### Arbeitsauftrag
Prüfen Sie anhand des Textes zum Humminbird-Echolot, ob die folgenden Aussagen zutreffen, und beantworten Sie jede mit Ja oder Nein, belegt durch die entscheidenden Worte des Textes im genauen Wortlaut. 1. zokker hat sein Gerät vor einem Jahr für 850 Euro gekauft. 2. Dem Gerät von zokker lag eine deutsche Bedienungsanleitung bei. 3. Hype hat das Gerät inzwischen bestellt.

### Textabschnitt
# Erfahrung mit Humminbird 596cx HD



## Hype (11. Januar 2013)

Hallo zusammen,

wir beabsichtigen uns ein neues Echolot zuzulegen.

Ich bin beim Suchen über das Humminbird 596cx HD Di gestolpert.

Hat jemand Erfahrung mit diesem Gerät?

Generell würde mich interressieren, ob die Farbecholote in dieser Preisklasse was taugen, oder ob es besser ist lieber ein schwarz/weiß Gerät zu nehmen.

Vielen Dank für eure Antworten. #6

Gruß

Hype


----------



## zokker (13. Januar 2013)

*AW: Erfahrung mit Humminbird 596cx HD*

hallo hype

Ich habe das Humminbird 597ci HD DI Combo und bin damit sehr zufrieden, habe es vor 1 Jahr für 850 Euro bei dem großen onlineanbieter mit A erstanden.
Ich hab es jetzt 1 saison in betrieb und würde es nicht wieder hergeben. Deutsche bedienungsanleitung war bei dem preis nicht dabei, aber die braucht man auch nicht, das ding ist selbsterklärend, da fummelt sich jeder rein, menü auf deutsch stellen und alles ausprobieren.
Die leistung ist vollkommend ausreichend für binnengewässer, mein haussee der kummerower see, ist bis 25 m tief und selbst das down imaging arbeitet bei algenblüte einwandfrei. Auf farbe wüde ich nicht mehr verzichten (besonders bei di), man kann es sich besser nach seinen bedürfnissen einstellen und bei sonne ist es kontrastreicher und besser ablesbar.
Bei günstigen angeboten immer darauf achten das der geber mit bei ist. 
gruß zokker


----------



## Hype (14. Januar 2013)

*AW: Erfahrung mit Humminbird 596cx HD*

Hallo zokker,

danke für deine Antwort.

Ich habe mir das Gerät zwischenzeitlich bestellt.

### Vorliegendes Material
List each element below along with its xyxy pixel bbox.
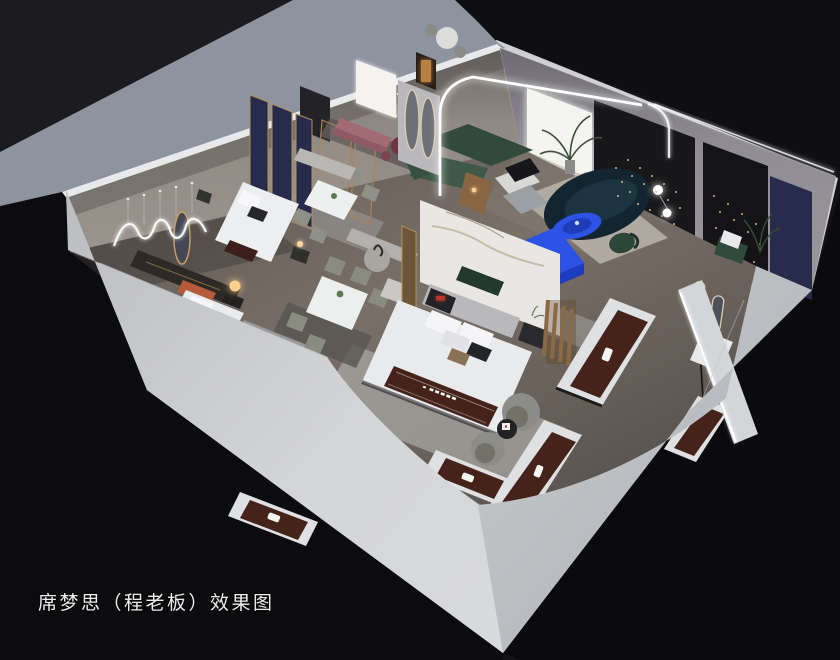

### Lösung
1. Ja: „habe es vor 1 Jahr für 850 Euro bei dem großen onlineanbieter mit A erstanden“
2. Nein: „Deutsche bedienungsanleitung war bei dem preis nicht dabei“
3. Ja: „Ich habe mir das Gerät zwischenzeitlich bestellt.“